▶ Given task
Write out every record below exactly as it appears.

▶ Given data
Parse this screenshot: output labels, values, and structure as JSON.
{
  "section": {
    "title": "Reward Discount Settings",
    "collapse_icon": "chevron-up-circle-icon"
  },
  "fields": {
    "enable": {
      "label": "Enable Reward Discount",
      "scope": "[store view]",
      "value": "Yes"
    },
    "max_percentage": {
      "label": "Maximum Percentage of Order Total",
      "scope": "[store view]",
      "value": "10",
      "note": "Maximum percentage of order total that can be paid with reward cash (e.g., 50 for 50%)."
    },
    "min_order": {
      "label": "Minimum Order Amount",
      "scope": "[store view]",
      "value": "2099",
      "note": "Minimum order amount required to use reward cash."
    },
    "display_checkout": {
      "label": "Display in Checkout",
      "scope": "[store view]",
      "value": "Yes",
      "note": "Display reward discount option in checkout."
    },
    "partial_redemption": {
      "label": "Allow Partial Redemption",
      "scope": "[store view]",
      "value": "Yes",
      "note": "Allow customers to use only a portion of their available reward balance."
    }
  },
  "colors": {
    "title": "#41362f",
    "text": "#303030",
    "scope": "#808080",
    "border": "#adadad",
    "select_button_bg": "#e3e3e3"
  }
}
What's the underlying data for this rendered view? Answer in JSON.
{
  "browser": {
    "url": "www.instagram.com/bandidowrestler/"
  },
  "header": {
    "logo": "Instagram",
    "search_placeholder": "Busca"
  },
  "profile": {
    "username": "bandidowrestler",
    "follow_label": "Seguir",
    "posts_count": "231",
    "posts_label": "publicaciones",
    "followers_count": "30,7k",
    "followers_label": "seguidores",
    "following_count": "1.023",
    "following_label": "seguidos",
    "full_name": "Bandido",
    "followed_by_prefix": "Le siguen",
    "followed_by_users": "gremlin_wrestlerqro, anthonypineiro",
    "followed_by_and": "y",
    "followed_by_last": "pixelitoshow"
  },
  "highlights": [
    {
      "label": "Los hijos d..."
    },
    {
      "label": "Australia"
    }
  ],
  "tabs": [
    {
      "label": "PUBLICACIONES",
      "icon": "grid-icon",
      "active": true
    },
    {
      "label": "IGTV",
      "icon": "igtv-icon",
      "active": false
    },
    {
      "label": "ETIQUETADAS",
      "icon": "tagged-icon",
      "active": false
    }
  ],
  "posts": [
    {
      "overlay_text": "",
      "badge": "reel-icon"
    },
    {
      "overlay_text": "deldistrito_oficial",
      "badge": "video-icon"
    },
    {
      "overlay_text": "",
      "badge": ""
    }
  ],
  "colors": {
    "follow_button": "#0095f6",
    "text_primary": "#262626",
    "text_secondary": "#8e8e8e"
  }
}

▶ Expected answer
Parse this screenshot: output labels, values, and structure as JSON.
{
  "section": {
    "title": "Reward Discount Settings",
    "collapse_icon": "chevron-up-circle-icon"
  },
  "fields": {
    "enable": {
      "label": "Enable Reward Discount",
      "scope": "[store view]",
      "value": "Yes"
    },
    "max_percentage": {
      "label": "Maximum Percentage of Order Total",
      "scope": "[store view]",
      "value": "10",
      "note": "Maximum percentage of order total that can be paid with reward cash (e.g., 50 for 50%)."
    },
    "min_order": {
      "label": "Minimum Order Amount",
      "scope": "[store view]",
      "value": "2099",
      "note": "Minimum order amount required to use reward cash."
    },
    "display_checkout": {
      "label": "Display in Checkout",
      "scope": "[store view]",
      "value": "Yes",
      "note": "Display reward discount option in checkout."
    },
    "partial_redemption": {
      "label": "Allow Partial Redemption",
      "scope": "[store view]",
      "value": "Yes",
      "note": "Allow customers to use only a portion of their available reward balance."
    }
  },
  "colors": {
    "title": "#41362f",
    "text": "#303030",
    "scope": "#808080",
    "border": "#adadad",
    "select_button_bg": "#e3e3e3"
  }
}
What's the underlying data for this rendered view? Answer in JSON.
{
  "browser": {
    "url": "www.instagram.com/bandidowrestler/"
  },
  "header": {
    "logo": "Instagram",
    "search_placeholder": "Busca"
  },
  "profile": {
    "username": "bandidowrestler",
    "follow_label": "Seguir",
    "posts_count": "231",
    "posts_label": "publicaciones",
    "followers_count": "30,7k",
    "followers_label": "seguidores",
    "following_count": "1.023",
    "following_label": "seguidos",
    "full_name": "Bandido",
    "followed_by_prefix": "Le siguen",
    "followed_by_users": "gremlin_wrestlerqro, anthonypineiro",
    "followed_by_and": "y",
    "followed_by_last": "pixelitoshow"
  },
  "highlights": [
    {
      "label": "Los hijos d..."
    },
    {
      "label": "Australia"
    }
  ],
  "tabs": [
    {
      "label": "PUBLICACIONES",
      "icon": "grid-icon",
      "active": true
    },
    {
      "label": "IGTV",
      "icon": "igtv-icon",
      "active": false
    },
    {
      "label": "ETIQUETADAS",
      "icon": "tagged-icon",
      "active": false
    }
  ],
  "posts": [
    {
      "overlay_text": "",
      "badge": "reel-icon"
    },
    {
      "overlay_text": "deldistrito_oficial",
      "badge": "video-icon"
    },
    {
      "overlay_text": "",
      "badge": ""
    }
  ],
  "colors": {
    "follow_button": "#0095f6",
    "text_primary": "#262626",
    "text_secondary": "#8e8e8e"
  }
}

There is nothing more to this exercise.